** SHORT EXERCISE **
Select from the data all lines with the word "this".

** EXTRACTED ENTRIES **
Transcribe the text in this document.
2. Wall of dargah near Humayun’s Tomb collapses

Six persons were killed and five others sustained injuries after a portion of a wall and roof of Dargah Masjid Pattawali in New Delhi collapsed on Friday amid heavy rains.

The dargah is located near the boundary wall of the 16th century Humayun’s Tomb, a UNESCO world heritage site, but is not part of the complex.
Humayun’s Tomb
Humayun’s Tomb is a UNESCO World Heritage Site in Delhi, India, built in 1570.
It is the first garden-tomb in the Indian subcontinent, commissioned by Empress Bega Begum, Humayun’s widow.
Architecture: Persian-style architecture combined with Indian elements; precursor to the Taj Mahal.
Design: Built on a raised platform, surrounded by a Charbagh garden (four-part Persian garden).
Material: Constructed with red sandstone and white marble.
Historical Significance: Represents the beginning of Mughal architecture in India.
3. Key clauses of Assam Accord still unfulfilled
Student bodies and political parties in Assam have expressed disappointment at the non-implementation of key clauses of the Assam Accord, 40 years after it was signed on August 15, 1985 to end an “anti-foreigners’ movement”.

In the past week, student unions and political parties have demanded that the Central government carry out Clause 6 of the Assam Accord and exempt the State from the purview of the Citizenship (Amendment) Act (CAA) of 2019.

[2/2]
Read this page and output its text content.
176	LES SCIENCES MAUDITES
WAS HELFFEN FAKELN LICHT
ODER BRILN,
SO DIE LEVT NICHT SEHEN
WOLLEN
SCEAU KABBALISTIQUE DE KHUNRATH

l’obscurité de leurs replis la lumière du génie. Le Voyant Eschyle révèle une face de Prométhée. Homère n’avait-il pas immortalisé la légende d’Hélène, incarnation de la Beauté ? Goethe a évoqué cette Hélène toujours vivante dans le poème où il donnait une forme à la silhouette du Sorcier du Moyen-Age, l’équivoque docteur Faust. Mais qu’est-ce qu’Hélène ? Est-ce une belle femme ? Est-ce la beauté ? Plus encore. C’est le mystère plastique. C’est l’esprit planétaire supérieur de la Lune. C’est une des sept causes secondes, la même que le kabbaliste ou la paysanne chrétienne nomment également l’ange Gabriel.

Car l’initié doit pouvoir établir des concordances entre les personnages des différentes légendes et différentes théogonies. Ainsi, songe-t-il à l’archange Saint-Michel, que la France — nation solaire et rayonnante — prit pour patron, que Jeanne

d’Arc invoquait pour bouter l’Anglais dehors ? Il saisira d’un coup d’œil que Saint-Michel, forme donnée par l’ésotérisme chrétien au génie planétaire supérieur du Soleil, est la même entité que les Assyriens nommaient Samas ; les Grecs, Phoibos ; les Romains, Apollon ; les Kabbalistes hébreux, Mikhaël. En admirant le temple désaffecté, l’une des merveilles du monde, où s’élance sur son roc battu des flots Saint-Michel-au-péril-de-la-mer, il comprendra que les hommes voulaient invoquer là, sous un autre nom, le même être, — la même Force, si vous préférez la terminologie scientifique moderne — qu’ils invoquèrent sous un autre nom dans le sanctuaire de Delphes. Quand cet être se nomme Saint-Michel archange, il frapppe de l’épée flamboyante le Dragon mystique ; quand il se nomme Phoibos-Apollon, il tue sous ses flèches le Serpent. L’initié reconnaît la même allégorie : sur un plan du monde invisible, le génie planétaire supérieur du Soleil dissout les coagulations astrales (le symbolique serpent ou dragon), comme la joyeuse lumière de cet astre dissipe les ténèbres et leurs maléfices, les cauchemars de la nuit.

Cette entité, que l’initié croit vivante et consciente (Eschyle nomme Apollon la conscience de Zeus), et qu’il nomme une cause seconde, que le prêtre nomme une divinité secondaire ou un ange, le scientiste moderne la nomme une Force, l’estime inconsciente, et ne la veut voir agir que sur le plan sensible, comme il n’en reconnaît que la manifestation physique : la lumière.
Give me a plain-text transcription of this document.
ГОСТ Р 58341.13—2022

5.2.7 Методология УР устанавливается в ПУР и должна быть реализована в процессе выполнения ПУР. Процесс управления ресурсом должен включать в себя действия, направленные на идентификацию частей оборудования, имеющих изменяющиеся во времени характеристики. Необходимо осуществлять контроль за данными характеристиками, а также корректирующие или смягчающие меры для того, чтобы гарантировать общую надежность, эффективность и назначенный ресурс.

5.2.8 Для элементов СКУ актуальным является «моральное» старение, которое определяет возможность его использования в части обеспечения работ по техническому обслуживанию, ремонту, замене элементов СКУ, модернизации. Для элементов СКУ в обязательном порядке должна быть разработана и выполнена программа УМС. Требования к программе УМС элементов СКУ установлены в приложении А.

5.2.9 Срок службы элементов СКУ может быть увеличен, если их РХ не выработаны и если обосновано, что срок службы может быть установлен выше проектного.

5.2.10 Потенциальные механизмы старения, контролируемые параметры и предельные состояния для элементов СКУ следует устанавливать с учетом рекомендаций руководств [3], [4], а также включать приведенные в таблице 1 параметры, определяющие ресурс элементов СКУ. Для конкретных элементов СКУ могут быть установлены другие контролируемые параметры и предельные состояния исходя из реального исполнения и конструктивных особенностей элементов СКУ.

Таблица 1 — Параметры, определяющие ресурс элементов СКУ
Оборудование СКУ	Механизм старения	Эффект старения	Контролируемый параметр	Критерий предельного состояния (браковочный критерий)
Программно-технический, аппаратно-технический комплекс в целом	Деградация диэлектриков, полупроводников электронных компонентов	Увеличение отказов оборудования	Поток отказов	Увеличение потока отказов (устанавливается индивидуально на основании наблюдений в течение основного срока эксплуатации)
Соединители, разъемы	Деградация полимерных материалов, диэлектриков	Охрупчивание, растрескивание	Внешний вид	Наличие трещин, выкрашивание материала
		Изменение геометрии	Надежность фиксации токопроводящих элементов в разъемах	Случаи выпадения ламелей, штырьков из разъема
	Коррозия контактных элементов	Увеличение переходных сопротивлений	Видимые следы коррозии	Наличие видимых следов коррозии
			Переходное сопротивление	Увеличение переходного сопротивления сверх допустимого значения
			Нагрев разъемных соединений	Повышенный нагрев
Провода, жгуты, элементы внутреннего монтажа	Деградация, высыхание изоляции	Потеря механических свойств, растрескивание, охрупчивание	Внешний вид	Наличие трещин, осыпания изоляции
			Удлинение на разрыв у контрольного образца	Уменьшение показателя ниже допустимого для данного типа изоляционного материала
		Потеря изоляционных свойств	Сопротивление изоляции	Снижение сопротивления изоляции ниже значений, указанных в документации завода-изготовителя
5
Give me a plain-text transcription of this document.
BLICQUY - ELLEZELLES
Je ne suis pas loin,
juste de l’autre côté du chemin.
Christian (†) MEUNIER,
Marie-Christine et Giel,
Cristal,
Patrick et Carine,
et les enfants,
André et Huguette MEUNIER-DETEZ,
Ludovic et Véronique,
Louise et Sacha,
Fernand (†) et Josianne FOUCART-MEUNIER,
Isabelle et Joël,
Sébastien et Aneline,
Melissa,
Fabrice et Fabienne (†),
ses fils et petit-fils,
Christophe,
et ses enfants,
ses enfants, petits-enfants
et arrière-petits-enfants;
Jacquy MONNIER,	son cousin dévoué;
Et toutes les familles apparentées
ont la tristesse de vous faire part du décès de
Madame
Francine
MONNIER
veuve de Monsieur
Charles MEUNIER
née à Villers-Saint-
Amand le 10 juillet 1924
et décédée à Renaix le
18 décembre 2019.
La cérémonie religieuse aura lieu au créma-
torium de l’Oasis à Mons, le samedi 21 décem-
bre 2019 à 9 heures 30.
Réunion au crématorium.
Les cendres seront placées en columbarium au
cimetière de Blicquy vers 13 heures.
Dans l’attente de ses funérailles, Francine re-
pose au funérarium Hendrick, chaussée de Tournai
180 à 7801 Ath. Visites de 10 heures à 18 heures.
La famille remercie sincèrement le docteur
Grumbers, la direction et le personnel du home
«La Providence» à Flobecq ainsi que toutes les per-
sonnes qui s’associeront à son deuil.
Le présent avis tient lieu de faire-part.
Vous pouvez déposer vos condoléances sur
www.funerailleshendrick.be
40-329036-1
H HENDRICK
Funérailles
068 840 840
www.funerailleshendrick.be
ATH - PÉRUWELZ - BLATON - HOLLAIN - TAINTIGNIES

** SOLVED PROBLEM **
Transcribe the text in this document.
Read this page and output its text content.
Give me a plain-text transcription of this document.
Give me a plain-text transcription of this document.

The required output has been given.